┌──

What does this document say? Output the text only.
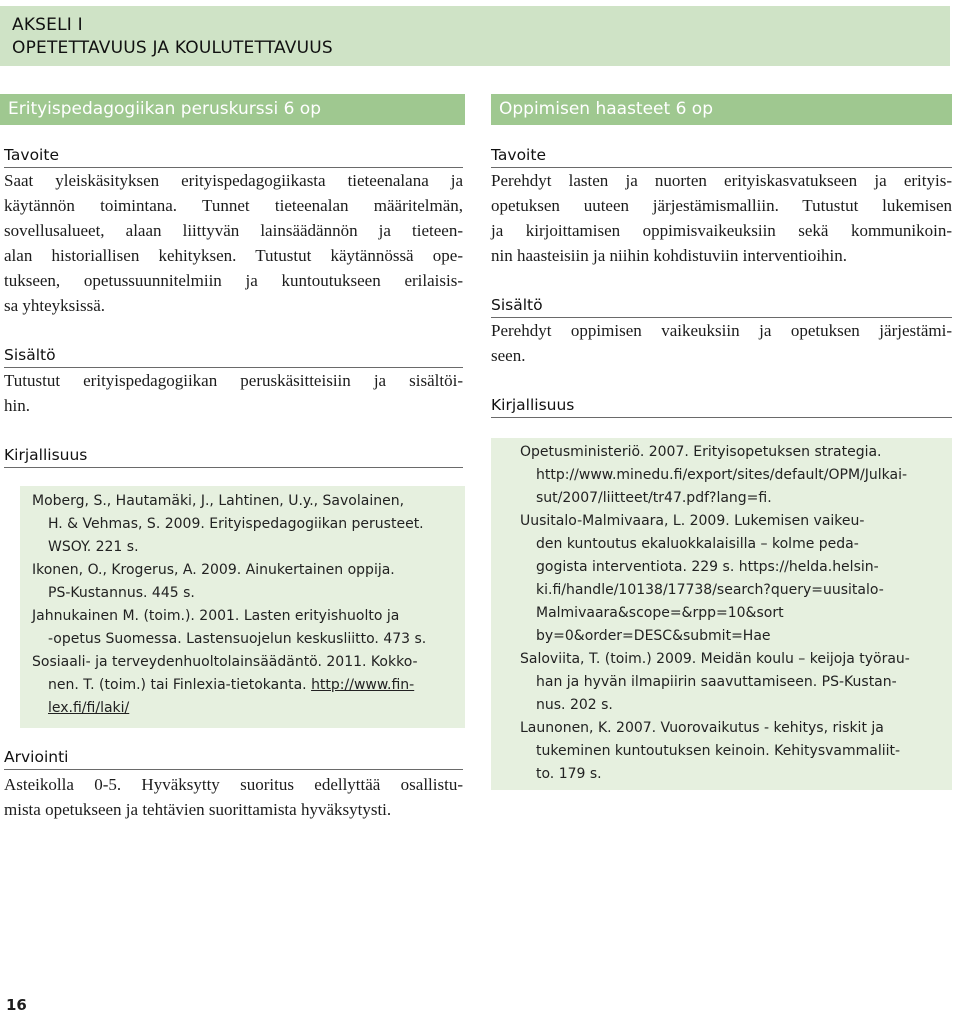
AKSELI I
OPETETTAVUUS JA KOULUTETTAVUUS
Erityispedagogiikan peruskurssi 6 op
Tavoite
Saat yleiskäsityksen erityispedagogiikasta tieteenalana ja
käytännön toimintana. Tunnet tieteenalan määritelmän,
sovellusalueet, alaan liittyvän lainsäädännön ja tieteen-
alan historiallisen kehityksen. Tutustut käytännössä ope-
tukseen, opetussuunnitelmiin ja kuntoutukseen erilaisis-
sa yhteyksissä.
Sisältö
Tutustut erityispedagogiikan peruskäsitteisiin ja sisältöi-
hin.
Kirjallisuus
Moberg, S., Hautamäki, J., Lahtinen, U.y., Savolainen,
H. & Vehmas, S. 2009. Erityispedagogiikan perusteet.
WSOY. 221 s.
Ikonen, O., Krogerus, A. 2009. Ainukertainen oppija.
PS-Kustannus. 445 s.
Jahnukainen M. (toim.). 2001. Lasten erityishuolto ja
-opetus Suomessa. Lastensuojelun keskusliitto. 473 s.
Sosiaali- ja terveydenhuoltolainsäädäntö. 2011. Kokko-
nen. T. (toim.) tai Finlexia-tietokanta. http://www.fin-
lex.fi/fi/laki/
Arviointi
Asteikolla 0-5. Hyväksytty suoritus edellyttää osallistu-
mista opetukseen ja tehtävien suorittamista hyväksytysti.
Oppimisen haasteet 6 op
Tavoite
Perehdyt lasten ja nuorten erityiskasvatukseen ja erityis-
opetuksen uuteen järjestämismalliin. Tutustut lukemisen
ja kirjoittamisen oppimisvaikeuksiin sekä kommunikoin-
nin haasteisiin ja niihin kohdistuviin interventioihin.
Sisältö
Perehdyt oppimisen vaikeuksiin ja opetuksen järjestämi-
seen.
Kirjallisuus
Opetusministeriö. 2007. Erityisopetuksen strategia.
http://www.minedu.fi/export/sites/default/OPM/Julkai-
sut/2007/liitteet/tr47.pdf?lang=fi.
Uusitalo-Malmivaara, L. 2009. Lukemisen vaikeu-
den kuntoutus ekaluokkalaisilla – kolme peda-
gogista interventiota. 229 s. https://helda.helsin-
ki.fi/handle/10138/17738/search?query=uusitalo-
Malmivaara&scope=&rpp=10&sort
by=0&order=DESC&submit=Hae
Saloviita, T. (toim.) 2009. Meidän koulu – keijoja työrau-
han ja hyvän ilmapiirin saavuttamiseen. PS-Kustan-
nus. 202 s.
Launonen, K. 2007. Vuorovaikutus - kehitys, riskit ja
tukeminen kuntoutuksen keinoin. Kehitysvammaliit-
to. 179 s.
16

└──

Pictures in the data above should not be copied; transcribe everything else exactly.

What does this document say? Output the text only.
AKSELI I
OPETETTAVUUS JA KOULUTETTAVUUS
Erityispedagogiikan peruskurssi 6 op
Tavoite
Saat yleiskäsityksen erityispedagogiikasta tieteenalana ja
käytännön toimintana. Tunnet tieteenalan määritelmän,
sovellusalueet, alaan liittyvän lainsäädännön ja tieteen-
alan historiallisen kehityksen. Tutustut käytännössä ope-
tukseen, opetussuunnitelmiin ja kuntoutukseen erilaisis-
sa yhteyksissä.
Sisältö
Tutustut erityispedagogiikan peruskäsitteisiin ja sisältöi-
hin.
Kirjallisuus
Moberg, S., Hautamäki, J., Lahtinen, U.y., Savolainen,
H. & Vehmas, S. 2009. Erityispedagogiikan perusteet.
WSOY. 221 s.
Ikonen, O., Krogerus, A. 2009. Ainukertainen oppija.
PS-Kustannus. 445 s.
Jahnukainen M. (toim.). 2001. Lasten erityishuolto ja
-opetus Suomessa. Lastensuojelun keskusliitto. 473 s.
Sosiaali- ja terveydenhuoltolainsäädäntö. 2011. Kokko-
nen. T. (toim.) tai Finlexia-tietokanta. http://www.fin-
lex.fi/fi/laki/
Arviointi
Asteikolla 0-5. Hyväksytty suoritus edellyttää osallistu-
mista opetukseen ja tehtävien suorittamista hyväksytysti.
Oppimisen haasteet 6 op
Tavoite
Perehdyt lasten ja nuorten erityiskasvatukseen ja erityis-
opetuksen uuteen järjestämismalliin. Tutustut lukemisen
ja kirjoittamisen oppimisvaikeuksiin sekä kommunikoin-
nin haasteisiin ja niihin kohdistuviin interventioihin.
Sisältö
Perehdyt oppimisen vaikeuksiin ja opetuksen järjestämi-
seen.
Kirjallisuus
Opetusministeriö. 2007. Erityisopetuksen strategia.
http://www.minedu.fi/export/sites/default/OPM/Julkai-
sut/2007/liitteet/tr47.pdf?lang=fi.
Uusitalo-Malmivaara, L. 2009. Lukemisen vaikeu-
den kuntoutus ekaluokkalaisilla – kolme peda-
gogista interventiota. 229 s. https://helda.helsin-
ki.fi/handle/10138/17738/search?query=uusitalo-
Malmivaara&scope=&rpp=10&sort
by=0&order=DESC&submit=Hae
Saloviita, T. (toim.) 2009. Meidän koulu – keijoja työrau-
han ja hyvän ilmapiirin saavuttamiseen. PS-Kustan-
nus. 202 s.
Launonen, K. 2007. Vuorovaikutus - kehitys, riskit ja
tukeminen kuntoutuksen keinoin. Kehitysvammaliit-
to. 179 s.
16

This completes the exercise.